Identify all lines in the data containing the string "account". Copy them out.

Stored records:
********
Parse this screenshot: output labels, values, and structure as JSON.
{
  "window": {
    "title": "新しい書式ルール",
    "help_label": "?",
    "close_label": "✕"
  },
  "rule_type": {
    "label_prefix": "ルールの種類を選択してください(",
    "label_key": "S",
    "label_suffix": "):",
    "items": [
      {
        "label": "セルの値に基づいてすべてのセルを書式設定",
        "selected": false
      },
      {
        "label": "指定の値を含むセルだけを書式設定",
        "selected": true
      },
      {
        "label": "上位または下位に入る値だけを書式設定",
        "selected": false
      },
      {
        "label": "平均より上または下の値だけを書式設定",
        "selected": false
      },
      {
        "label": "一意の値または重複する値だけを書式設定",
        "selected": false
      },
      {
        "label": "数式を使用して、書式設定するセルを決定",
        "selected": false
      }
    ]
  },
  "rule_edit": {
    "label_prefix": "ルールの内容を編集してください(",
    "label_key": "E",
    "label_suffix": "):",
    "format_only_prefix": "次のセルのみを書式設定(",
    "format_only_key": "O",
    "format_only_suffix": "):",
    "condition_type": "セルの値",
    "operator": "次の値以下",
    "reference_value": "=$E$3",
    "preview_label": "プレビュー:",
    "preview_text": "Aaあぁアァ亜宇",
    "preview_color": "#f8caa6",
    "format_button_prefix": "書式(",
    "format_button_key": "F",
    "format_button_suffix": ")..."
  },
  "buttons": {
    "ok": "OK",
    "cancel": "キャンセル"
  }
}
********
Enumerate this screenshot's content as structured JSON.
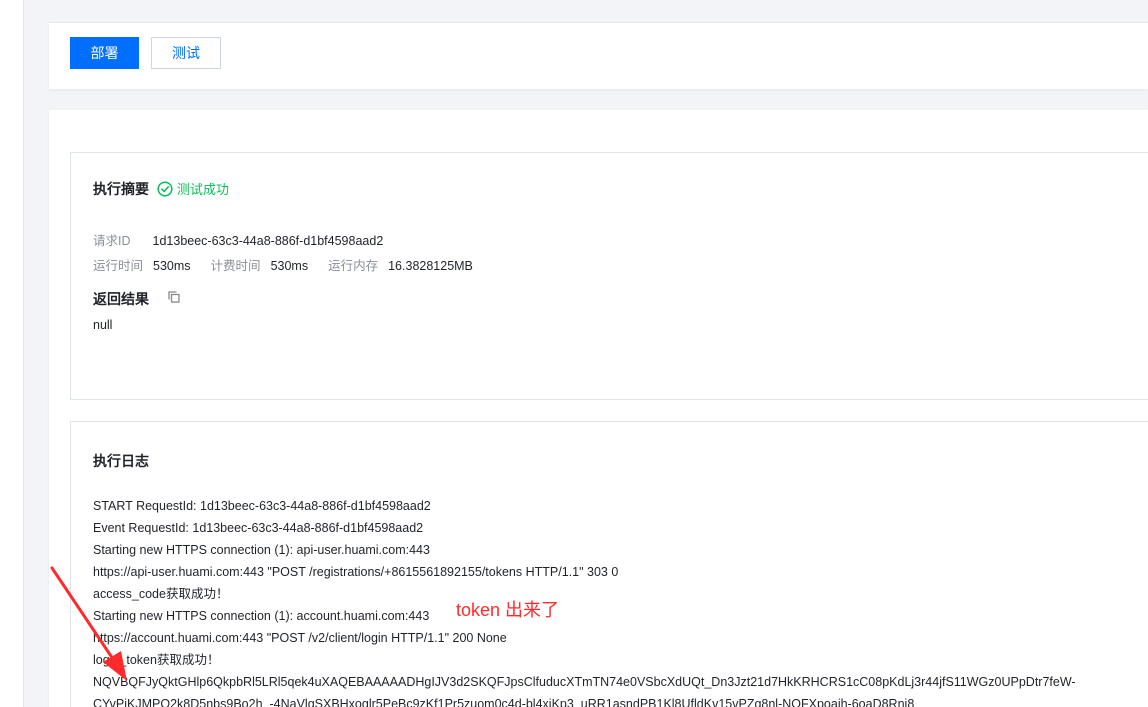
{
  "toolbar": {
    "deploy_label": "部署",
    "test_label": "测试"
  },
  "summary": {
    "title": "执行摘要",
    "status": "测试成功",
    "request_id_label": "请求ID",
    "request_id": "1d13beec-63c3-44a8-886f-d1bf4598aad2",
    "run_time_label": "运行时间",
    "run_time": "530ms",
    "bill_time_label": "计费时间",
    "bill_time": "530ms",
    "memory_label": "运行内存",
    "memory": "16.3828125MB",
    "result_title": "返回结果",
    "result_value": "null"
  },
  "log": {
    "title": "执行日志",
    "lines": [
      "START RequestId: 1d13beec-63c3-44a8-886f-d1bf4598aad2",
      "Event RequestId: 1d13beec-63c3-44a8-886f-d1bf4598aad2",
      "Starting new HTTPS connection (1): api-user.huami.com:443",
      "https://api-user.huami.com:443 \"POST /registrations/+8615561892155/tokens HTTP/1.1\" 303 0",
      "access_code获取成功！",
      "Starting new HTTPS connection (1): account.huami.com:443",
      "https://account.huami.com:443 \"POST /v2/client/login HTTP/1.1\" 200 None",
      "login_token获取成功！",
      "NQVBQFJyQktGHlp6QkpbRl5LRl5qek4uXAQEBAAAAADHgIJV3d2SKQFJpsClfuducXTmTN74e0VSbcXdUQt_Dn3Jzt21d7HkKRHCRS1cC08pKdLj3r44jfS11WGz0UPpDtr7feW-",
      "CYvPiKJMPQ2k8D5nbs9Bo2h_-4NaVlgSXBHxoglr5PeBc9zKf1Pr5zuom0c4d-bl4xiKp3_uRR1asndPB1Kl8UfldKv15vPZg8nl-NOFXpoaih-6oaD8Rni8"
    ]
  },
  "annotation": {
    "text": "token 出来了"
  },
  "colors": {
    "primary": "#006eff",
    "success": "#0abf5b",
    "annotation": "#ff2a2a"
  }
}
********
Finished exercise |
      "Starting new HTTPS connection (1): account.huami.com:443",
      "https://account.huami.com:443 \"POST /v2/client/login HTTP/1.1\" 200 None",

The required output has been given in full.